**Short problem a:**
Transcribe the passage on random forest and Elastic Net in nowcasting between "In this context, we" and "Recursive nowcasts section).", inclusive.

— begin Excerpt provided —

As shown in Piironen and Vehtari’s Comparison of Bayesian predictive methods paper (2016) (PDF, 1877KB), complex models can be simplified through a so-called “projection” method. We take a very simple approach in the use of random forest here. A subset of useful features is generated from the full variable set using a random forest regression (for instance, variables that lead to a reduction in impurity are assumed to provide more information gain, and so increase the predictive accuracy of the model).

In this context, we have applied random forest as a pre-selection method, passed on this variable subset to Elastic Net to estimate the quarterly equation in the bridge method for each of the recursive nowcasts. That is, we re-estimate the quarterly equation using random forest in conjunction with a shrinkage method when we produce a nowcast for every quarter (See Recursive nowcasts section).

The optimal tuning parameters are found through cross-validation using ordered splits that respect the time series component of the data. Hence, we let the data decide what indicators are to be used to produce a bridge nowcast for every quarter, and this is done for every horizon. To make MIDAS nowcasts comparable with the bridge nowcasts, we use the same set of indicators chosen by the shrinkage method through the bridge method for each quarter to produce MIDAS nowcasts. We tried out both LASSO and Elastic Net, but found that they give similar results. Therefore, we only report the results obtained from using Elastic Net in the next section.

— end Excerpt provided —
— begin Dataset rows —

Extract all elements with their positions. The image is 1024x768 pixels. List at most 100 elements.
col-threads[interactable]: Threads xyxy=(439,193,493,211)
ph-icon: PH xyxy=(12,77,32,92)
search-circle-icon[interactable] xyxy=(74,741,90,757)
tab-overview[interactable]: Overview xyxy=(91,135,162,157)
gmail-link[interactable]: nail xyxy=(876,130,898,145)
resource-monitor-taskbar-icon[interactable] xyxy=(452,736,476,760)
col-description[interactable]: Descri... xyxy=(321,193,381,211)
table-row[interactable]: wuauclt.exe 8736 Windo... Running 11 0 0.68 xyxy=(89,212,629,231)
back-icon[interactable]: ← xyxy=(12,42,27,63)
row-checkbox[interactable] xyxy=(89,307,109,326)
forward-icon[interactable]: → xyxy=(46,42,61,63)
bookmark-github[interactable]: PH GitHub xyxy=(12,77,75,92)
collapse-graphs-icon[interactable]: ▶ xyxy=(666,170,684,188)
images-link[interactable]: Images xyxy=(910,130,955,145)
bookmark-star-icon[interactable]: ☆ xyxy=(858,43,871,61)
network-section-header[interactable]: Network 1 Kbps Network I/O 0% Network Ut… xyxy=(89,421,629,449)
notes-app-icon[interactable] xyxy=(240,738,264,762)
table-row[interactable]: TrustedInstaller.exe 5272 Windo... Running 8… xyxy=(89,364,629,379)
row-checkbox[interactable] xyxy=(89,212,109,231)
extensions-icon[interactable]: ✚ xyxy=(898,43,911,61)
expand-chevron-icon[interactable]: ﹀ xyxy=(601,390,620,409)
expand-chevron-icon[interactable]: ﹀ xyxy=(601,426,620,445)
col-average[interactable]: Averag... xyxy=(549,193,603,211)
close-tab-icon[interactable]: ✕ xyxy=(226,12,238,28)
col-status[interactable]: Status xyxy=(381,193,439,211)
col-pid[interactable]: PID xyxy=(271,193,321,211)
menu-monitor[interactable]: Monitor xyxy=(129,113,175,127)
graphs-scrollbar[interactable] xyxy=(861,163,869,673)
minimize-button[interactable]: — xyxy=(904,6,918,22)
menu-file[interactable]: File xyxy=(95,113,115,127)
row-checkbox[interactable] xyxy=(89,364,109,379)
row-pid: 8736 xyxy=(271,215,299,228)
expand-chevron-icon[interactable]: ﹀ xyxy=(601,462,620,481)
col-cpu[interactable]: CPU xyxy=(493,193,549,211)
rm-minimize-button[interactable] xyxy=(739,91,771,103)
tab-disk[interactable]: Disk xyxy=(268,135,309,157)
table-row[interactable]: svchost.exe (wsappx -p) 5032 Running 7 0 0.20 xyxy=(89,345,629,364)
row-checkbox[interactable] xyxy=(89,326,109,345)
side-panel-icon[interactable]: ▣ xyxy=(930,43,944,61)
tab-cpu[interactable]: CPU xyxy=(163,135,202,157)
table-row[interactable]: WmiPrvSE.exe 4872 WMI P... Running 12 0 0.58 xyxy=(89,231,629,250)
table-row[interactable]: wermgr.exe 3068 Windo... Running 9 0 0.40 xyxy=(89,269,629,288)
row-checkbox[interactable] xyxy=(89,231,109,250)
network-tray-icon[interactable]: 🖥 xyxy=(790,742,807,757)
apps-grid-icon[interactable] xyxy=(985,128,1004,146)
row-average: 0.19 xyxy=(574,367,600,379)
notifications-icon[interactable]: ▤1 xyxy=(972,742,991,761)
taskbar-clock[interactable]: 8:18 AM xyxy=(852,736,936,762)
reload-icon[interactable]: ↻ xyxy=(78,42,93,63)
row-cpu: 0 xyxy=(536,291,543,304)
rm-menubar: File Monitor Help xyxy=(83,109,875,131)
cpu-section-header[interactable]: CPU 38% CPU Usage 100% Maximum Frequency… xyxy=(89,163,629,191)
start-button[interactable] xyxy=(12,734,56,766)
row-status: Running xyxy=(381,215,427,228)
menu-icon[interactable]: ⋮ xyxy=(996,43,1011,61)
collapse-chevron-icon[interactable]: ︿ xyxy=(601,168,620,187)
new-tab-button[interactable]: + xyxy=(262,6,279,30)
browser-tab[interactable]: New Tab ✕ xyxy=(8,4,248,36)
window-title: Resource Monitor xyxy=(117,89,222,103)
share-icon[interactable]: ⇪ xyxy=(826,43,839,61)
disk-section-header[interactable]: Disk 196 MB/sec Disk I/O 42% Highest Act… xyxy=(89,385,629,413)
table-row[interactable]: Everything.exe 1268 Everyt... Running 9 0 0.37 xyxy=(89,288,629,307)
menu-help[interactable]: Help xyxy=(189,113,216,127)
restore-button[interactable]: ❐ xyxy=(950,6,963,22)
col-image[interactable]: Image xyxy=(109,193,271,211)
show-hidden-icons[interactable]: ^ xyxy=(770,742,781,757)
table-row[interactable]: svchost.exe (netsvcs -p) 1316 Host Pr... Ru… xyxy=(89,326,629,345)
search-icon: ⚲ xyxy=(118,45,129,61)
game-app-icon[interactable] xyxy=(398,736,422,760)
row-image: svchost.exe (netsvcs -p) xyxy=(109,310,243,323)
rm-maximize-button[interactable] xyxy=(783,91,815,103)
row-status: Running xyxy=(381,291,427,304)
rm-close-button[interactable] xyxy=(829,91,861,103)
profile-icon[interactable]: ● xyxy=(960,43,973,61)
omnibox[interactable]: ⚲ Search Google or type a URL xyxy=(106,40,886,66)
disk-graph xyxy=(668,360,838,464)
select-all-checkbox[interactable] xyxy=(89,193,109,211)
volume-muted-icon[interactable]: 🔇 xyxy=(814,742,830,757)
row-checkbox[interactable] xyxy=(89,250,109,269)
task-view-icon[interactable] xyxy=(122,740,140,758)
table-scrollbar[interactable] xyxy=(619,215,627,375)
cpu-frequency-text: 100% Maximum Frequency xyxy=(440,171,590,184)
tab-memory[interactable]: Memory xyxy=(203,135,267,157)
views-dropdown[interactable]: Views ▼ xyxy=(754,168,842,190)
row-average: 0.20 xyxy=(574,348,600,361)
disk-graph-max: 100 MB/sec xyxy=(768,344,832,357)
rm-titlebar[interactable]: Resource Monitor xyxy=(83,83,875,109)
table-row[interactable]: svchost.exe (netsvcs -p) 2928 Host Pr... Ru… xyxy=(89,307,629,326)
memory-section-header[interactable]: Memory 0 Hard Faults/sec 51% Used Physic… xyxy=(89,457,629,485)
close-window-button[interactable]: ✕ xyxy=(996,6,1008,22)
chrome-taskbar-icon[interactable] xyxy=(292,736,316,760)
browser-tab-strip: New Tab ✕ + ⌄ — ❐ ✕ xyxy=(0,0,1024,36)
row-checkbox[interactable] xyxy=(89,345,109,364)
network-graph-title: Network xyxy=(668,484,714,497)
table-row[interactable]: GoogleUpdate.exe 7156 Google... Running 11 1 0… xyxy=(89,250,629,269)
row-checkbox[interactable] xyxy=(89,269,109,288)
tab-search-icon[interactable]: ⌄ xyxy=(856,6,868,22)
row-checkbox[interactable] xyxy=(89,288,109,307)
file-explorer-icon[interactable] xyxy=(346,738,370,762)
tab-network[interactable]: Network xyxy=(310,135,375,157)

— end Dataset rows —

**Short problem b:**
Express the rows from their first line through the line containing "close-tab-icon[interactable]: ✕ xyxy=(226,12,238,28)", inclusive, as a JSON list of strings with one string per line and blank lines omitted.

**Final answer a:**
In this context, we have applied random forest as a pre-selection method, passed on this variable subset to Elastic Net to estimate the quarterly equation in the bridge method for each of the recursive nowcasts. That is, we re-estimate the quarterly equation using random forest in conjunction with a shrinkage method when we produce a nowcast for every quarter (See Recursive nowcasts section).

**Final answer b:**
[
  "Extract all elements with their positions. The image is 1024x768 pixels. List at most 100 elements.",
  "col-threads[interactable]: Threads xyxy=(439,193,493,211)",
  "ph-icon: PH xyxy=(12,77,32,92)",
  "search-circle-icon[interactable] xyxy=(74,741,90,757)",
  "tab-overview[interactable]: Overview xyxy=(91,135,162,157)",
  "gmail-link[interactable]: nail xyxy=(876,130,898,145)",
  "resource-monitor-taskbar-icon[interactable] xyxy=(452,736,476,760)",
  "col-description[interactable]: Descri... xyxy=(321,193,381,211)",
  "table-row[interactable]: wuauclt.exe 8736 Windo... Running 11 0 0.68 xyxy=(89,212,629,231)",
  "back-icon[interactable]: ← xyxy=(12,42,27,63)",
  "row-checkbox[interactable] xyxy=(89,307,109,326)",
  "forward-icon[interactable]: → xyxy=(46,42,61,63)",
  "bookmark-github[interactable]: PH GitHub xyxy=(12,77,75,92)",
  "collapse-graphs-icon[interactable]: ▶ xyxy=(666,170,684,188)",
  "images-link[interactable]: Images xyxy=(910,130,955,145)",
  "bookmark-star-icon[interactable]: ☆ xyxy=(858,43,871,61)",
  "network-section-header[interactable]: Network 1 Kbps Network I/O 0% Network Ut… xyxy=(89,421,629,449)",
  "notes-app-icon[interactable] xyxy=(240,738,264,762)",
  "table-row[interactable]: TrustedInstaller.exe 5272 Windo... Running 8… xyxy=(89,364,629,379)",
  "row-checkbox[interactable] xyxy=(89,212,109,231)",
  "extensions-icon[interactable]: ✚ xyxy=(898,43,911,61)",
  "expand-chevron-icon[interactable]: ﹀ xyxy=(601,390,620,409)",
  "expand-chevron-icon[interactable]: ﹀ xyxy=(601,426,620,445)",
  "col-average[interactable]: Averag... xyxy=(549,193,603,211)",
  "close-tab-icon[interactable]: ✕ xyxy=(226,12,238,28)"
]